Start of SUPPLIED MATERIAL
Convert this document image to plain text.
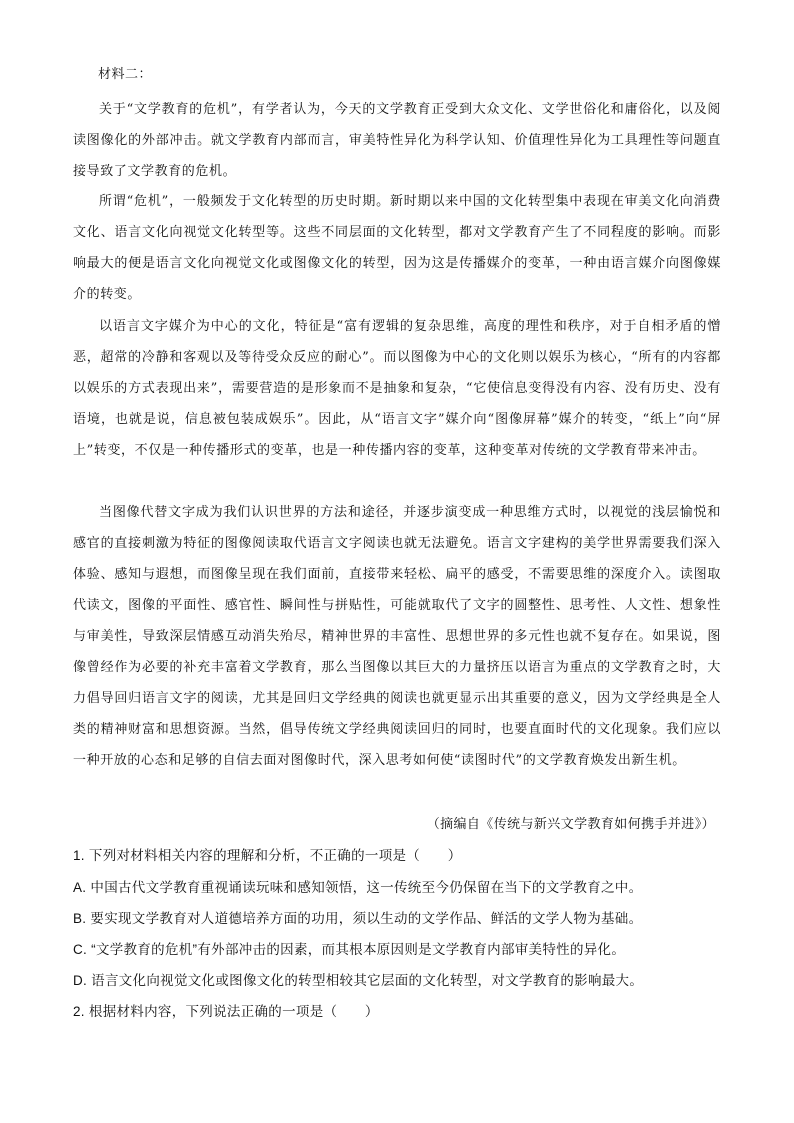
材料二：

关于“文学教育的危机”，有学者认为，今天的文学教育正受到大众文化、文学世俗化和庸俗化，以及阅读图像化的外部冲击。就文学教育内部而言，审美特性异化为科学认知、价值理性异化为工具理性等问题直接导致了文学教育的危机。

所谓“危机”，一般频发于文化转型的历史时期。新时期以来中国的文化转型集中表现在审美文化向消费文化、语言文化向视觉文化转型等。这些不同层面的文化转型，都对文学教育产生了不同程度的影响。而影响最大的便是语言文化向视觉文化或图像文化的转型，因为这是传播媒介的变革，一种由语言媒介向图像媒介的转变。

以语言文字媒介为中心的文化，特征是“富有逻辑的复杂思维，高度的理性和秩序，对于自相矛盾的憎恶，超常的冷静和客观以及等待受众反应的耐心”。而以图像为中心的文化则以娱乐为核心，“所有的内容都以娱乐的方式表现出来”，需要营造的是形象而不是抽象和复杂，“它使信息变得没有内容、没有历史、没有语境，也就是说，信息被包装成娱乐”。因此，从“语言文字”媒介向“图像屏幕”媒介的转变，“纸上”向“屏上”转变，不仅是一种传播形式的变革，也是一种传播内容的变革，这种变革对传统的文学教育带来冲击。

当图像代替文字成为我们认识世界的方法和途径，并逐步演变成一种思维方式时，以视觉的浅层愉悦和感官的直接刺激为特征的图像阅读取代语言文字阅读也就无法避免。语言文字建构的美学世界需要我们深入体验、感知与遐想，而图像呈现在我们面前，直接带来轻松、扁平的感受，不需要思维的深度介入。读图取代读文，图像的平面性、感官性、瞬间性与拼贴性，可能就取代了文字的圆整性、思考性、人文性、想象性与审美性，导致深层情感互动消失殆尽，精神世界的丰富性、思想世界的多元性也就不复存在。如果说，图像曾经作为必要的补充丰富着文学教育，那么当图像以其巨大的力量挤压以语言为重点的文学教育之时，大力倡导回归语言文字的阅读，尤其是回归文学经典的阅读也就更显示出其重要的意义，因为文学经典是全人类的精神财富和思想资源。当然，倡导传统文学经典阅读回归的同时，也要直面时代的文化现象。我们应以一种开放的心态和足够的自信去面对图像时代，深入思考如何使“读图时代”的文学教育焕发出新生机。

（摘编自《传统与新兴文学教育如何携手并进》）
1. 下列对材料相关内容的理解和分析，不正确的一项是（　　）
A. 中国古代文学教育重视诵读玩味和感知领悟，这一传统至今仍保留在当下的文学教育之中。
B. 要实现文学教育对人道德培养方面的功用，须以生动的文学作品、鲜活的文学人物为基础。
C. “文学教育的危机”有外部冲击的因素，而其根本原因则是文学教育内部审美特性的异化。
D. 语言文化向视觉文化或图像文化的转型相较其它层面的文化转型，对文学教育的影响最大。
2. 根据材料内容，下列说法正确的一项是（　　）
End of SUPPLIED MATERIAL
Start of SUPPLIED MATERIAL
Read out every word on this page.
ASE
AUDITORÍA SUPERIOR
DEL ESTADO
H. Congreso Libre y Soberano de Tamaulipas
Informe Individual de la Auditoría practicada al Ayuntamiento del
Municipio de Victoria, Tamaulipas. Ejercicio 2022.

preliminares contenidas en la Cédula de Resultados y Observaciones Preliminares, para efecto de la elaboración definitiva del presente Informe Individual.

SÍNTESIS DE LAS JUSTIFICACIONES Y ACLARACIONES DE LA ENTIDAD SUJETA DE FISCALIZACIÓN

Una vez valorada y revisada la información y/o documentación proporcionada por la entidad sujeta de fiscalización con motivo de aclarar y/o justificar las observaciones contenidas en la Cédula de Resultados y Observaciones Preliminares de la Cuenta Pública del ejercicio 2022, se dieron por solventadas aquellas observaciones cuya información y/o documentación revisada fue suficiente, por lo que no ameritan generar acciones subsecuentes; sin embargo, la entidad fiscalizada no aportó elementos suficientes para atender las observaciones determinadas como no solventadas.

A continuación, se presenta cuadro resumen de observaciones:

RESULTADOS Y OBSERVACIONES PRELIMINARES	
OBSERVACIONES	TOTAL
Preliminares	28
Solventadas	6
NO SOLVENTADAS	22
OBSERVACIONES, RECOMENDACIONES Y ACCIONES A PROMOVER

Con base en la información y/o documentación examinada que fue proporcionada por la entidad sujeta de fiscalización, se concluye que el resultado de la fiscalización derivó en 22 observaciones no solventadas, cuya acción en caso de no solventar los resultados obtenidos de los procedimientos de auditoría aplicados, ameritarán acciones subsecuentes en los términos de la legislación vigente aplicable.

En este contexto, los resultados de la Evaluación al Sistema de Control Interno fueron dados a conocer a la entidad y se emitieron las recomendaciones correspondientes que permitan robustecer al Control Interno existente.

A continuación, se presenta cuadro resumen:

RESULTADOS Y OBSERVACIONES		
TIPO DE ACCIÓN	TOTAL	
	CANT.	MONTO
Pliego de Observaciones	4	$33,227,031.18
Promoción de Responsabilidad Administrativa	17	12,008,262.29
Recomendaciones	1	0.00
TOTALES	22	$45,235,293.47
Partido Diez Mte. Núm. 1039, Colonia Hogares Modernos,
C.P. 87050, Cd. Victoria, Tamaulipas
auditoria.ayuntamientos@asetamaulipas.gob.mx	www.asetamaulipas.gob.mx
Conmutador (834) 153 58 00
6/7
End of SUPPLIED MATERIAL
**TASK TO COMPLETE:** Extract all lines that hold the word "contenidas".

**FINISHED EXERCISE:**
preliminares contenidas en la Cédula de Resultados y Observaciones Preliminares, para efecto de la elaboración definitiva del presente Informe Individual.
Una vez valorada y revisada la información y/o documentación proporcionada por la entidad sujeta de fiscalización con motivo de aclarar y/o justificar las observaciones contenidas en la Cédula de Resultados y Observaciones Preliminares de la Cuenta Pública del ejercicio 2022, se dieron por solventadas aquellas observaciones cuya información y/o documentación revisada fue suficiente, por lo que no ameritan generar acciones subsecuentes; sin embargo, la entidad fiscalizada no aportó elementos suficientes para atender las observaciones determinadas como no solventadas.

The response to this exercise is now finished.